> _Aim of the exercise_
Copy each line exactly. Drop every picture.

> _Material for the task_

>>>

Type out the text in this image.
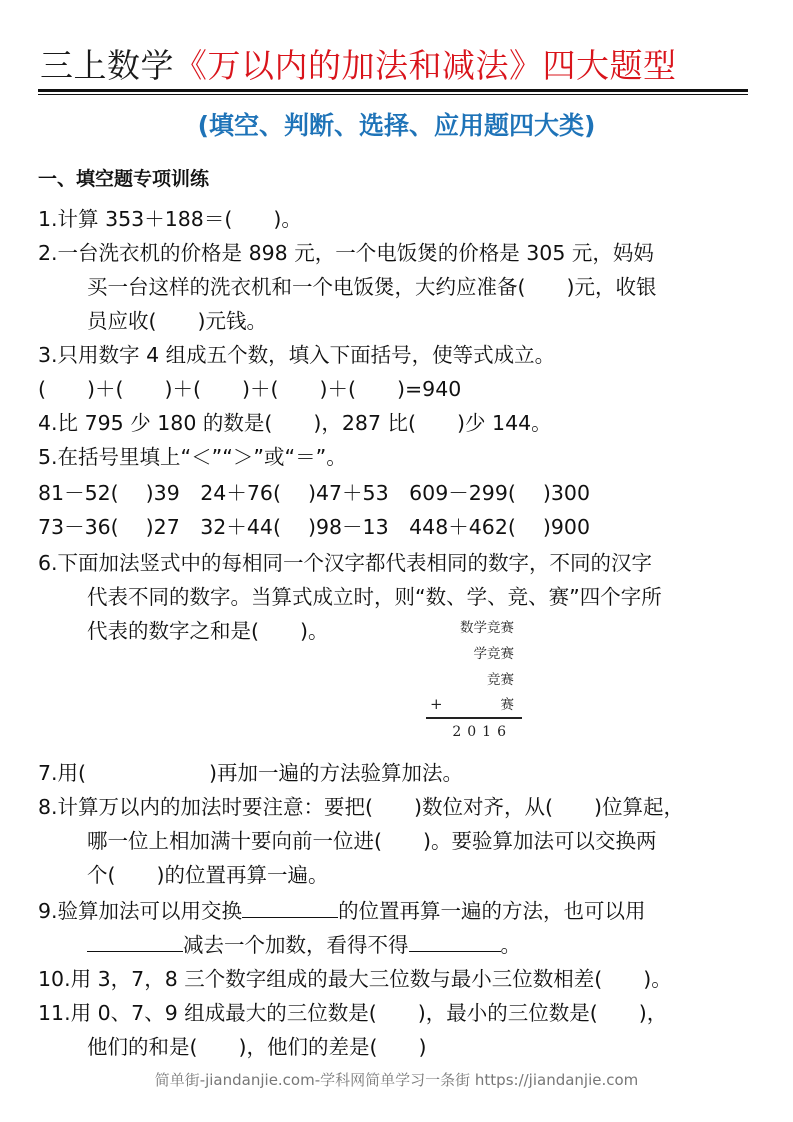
三上数学《万以内的加法和减法》四大题型
(填空、判断、选择、应用题四大类)
一、填空题专项训练
1.计算 353＋188＝(　　)。
2.一台洗衣机的价格是 898 元，一个电饭煲的价格是 305 元，妈妈
买一台这样的洗衣机和一个电饭煲，大约应准备(　　)元，收银
员应收(　　)元钱。
3.只用数字 4 组成五个数，填入下面括号，使等式成立。
(　　)＋(　　)＋(　　)＋(　　)＋(　　)=940
4.比 795 少 180 的数是(　　)，287 比(　　)少 144。
5.在括号里填上“＜”“＞”或“＝”。
81－52(　 )39　24＋76(　 )47＋53　609－299(　 )300
73－36(　 )27　32＋44(　 )98－13　448＋462(　 )900
6.下面加法竖式中的每相同一个汉字都代表相同的数字，不同的汉字
代表不同的数字。当算式成立时，则“数、学、竞、赛”四个字所
代表的数字之和是(　　)。	数学竞赛
学竞赛
竞赛
赛
+
2016
7.用(　　　　　　)再加一遍的方法验算加法。
8.计算万以内的加法时要注意：要把(　　)数位对齐，从(　　)位算起，
哪一位上相加满十要向前一位进(　　)。要验算加法可以交换两
个(　　)的位置再算一遍。
9.验算加法可以用交换	的位置再算一遍的方法，也可以用
减去一个加数，看得不得	。
10.用 3，7，8 三个数字组成的最大三位数与最小三位数相差(　　)。
11.用 0、7、9 组成最大的三位数是(　　)，最小的三位数是(　　)，
他们的和是(　　)，他们的差是(　　)
简单街-jiandanjie.com-学科网简单学习一条街 https://jiandanjie.com
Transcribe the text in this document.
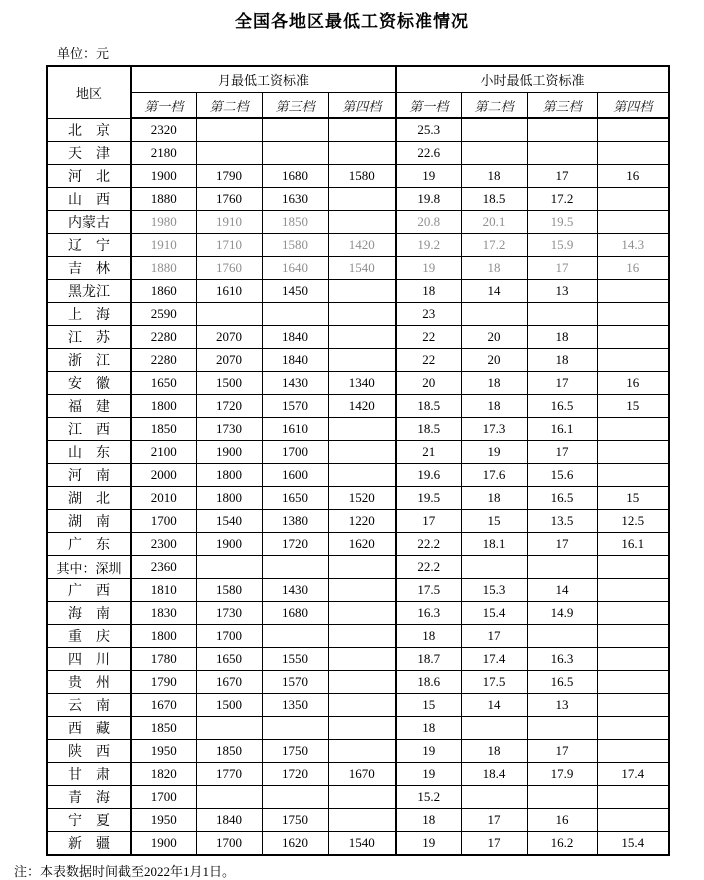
全国各地区最低工资标准情况
单位：元
地区	月最低工资标准				小时最低工资标准			
	第一档	第二档	第三档	第四档	第一档	第二档	第三档	第四档
北　京	2320				25.3			
天　津	2180				22.6			
河　北	1900	1790	1680	1580	19	18	17	16
山　西	1880	1760	1630		19.8	18.5	17.2	
内蒙古	1980	1910	1850		20.8	20.1	19.5	
辽　宁	1910	1710	1580	1420	19.2	17.2	15.9	14.3
吉　林	1880	1760	1640	1540	19	18	17	16
黑龙江	1860	1610	1450		18	14	13	
上　海	2590				23			
江　苏	2280	2070	1840		22	20	18	
浙　江	2280	2070	1840		22	20	18	
安　徽	1650	1500	1430	1340	20	18	17	16
福　建	1800	1720	1570	1420	18.5	18	16.5	15
江　西	1850	1730	1610		18.5	17.3	16.1	
山　东	2100	1900	1700		21	19	17	
河　南	2000	1800	1600		19.6	17.6	15.6	
湖　北	2010	1800	1650	1520	19.5	18	16.5	15
湖　南	1700	1540	1380	1220	17	15	13.5	12.5
广　东	2300	1900	1720	1620	22.2	18.1	17	16.1
其中：深圳	2360				22.2			
广　西	1810	1580	1430		17.5	15.3	14	
海　南	1830	1730	1680		16.3	15.4	14.9	
重　庆	1800	1700			18	17		
四　川	1780	1650	1550		18.7	17.4	16.3	
贵　州	1790	1670	1570		18.6	17.5	16.5	
云　南	1670	1500	1350		15	14	13	
西　藏	1850				18			
陕　西	1950	1850	1750		19	18	17	
甘　肃	1820	1770	1720	1670	19	18.4	17.9	17.4
青　海	1700				15.2			
宁　夏	1950	1840	1750		18	17	16	
新　疆	1900	1700	1620	1540	19	17	16.2	15.4
注：本表数据时间截至2022年1月1日。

<<<

> _Task response_
Type out the text in this image.
三上数学《万以内的加法和减法》四大题型
(填空、判断、选择、应用题四大类)
一、填空题专项训练
1.计算 353＋188＝(　　)。
2.一台洗衣机的价格是 898 元，一个电饭煲的价格是 305 元，妈妈
买一台这样的洗衣机和一个电饭煲，大约应准备(　　)元，收银
员应收(　　)元钱。
3.只用数字 4 组成五个数，填入下面括号，使等式成立。
(　　)＋(　　)＋(　　)＋(　　)＋(　　)=940
4.比 795 少 180 的数是(　　)，287 比(　　)少 144。
5.在括号里填上“＜”“＞”或“＝”。
81－52(　 )39　24＋76(　 )47＋53　609－299(　 )300
73－36(　 )27　32＋44(　 )98－13　448＋462(　 )900
6.下面加法竖式中的每相同一个汉字都代表相同的数字，不同的汉字
代表不同的数字。当算式成立时，则“数、学、竞、赛”四个字所
代表的数字之和是(　　)。	数学竞赛
学竞赛
竞赛
赛
+
2016
7.用(　　　　　　)再加一遍的方法验算加法。
8.计算万以内的加法时要注意：要把(　　)数位对齐，从(　　)位算起，
哪一位上相加满十要向前一位进(　　)。要验算加法可以交换两
个(　　)的位置再算一遍。
9.验算加法可以用交换	的位置再算一遍的方法，也可以用
减去一个加数，看得不得	。
10.用 3，7，8 三个数字组成的最大三位数与最小三位数相差(　　)。
11.用 0、7、9 组成最大的三位数是(　　)，最小的三位数是(　　)，
他们的和是(　　)，他们的差是(　　)
简单街-jiandanjie.com-学科网简单学习一条街 https://jiandanjie.com
Transcribe the text in this document.
全国各地区最低工资标准情况
单位：元
地区	月最低工资标准				小时最低工资标准			
	第一档	第二档	第三档	第四档	第一档	第二档	第三档	第四档
北　京	2320				25.3			
天　津	2180				22.6			
河　北	1900	1790	1680	1580	19	18	17	16
山　西	1880	1760	1630		19.8	18.5	17.2	
内蒙古	1980	1910	1850		20.8	20.1	19.5	
辽　宁	1910	1710	1580	1420	19.2	17.2	15.9	14.3
吉　林	1880	1760	1640	1540	19	18	17	16
黑龙江	1860	1610	1450		18	14	13	
上　海	2590				23			
江　苏	2280	2070	1840		22	20	18	
浙　江	2280	2070	1840		22	20	18	
安　徽	1650	1500	1430	1340	20	18	17	16
福　建	1800	1720	1570	1420	18.5	18	16.5	15
江　西	1850	1730	1610		18.5	17.3	16.1	
山　东	2100	1900	1700		21	19	17	
河　南	2000	1800	1600		19.6	17.6	15.6	
湖　北	2010	1800	1650	1520	19.5	18	16.5	15
湖　南	1700	1540	1380	1220	17	15	13.5	12.5
广　东	2300	1900	1720	1620	22.2	18.1	17	16.1
其中：深圳	2360				22.2			
广　西	1810	1580	1430		17.5	15.3	14	
海　南	1830	1730	1680		16.3	15.4	14.9	
重　庆	1800	1700			18	17		
四　川	1780	1650	1550		18.7	17.4	16.3	
贵　州	1790	1670	1570		18.6	17.5	16.5	
云　南	1670	1500	1350		15	14	13	
西　藏	1850				18			
陕　西	1950	1850	1750		19	18	17	
甘　肃	1820	1770	1720	1670	19	18.4	17.9	17.4
青　海	1700				15.2			
宁　夏	1950	1840	1750		18	17	16	
新　疆	1900	1700	1620	1540	19	17	16.2	15.4
注：本表数据时间截至2022年1月1日。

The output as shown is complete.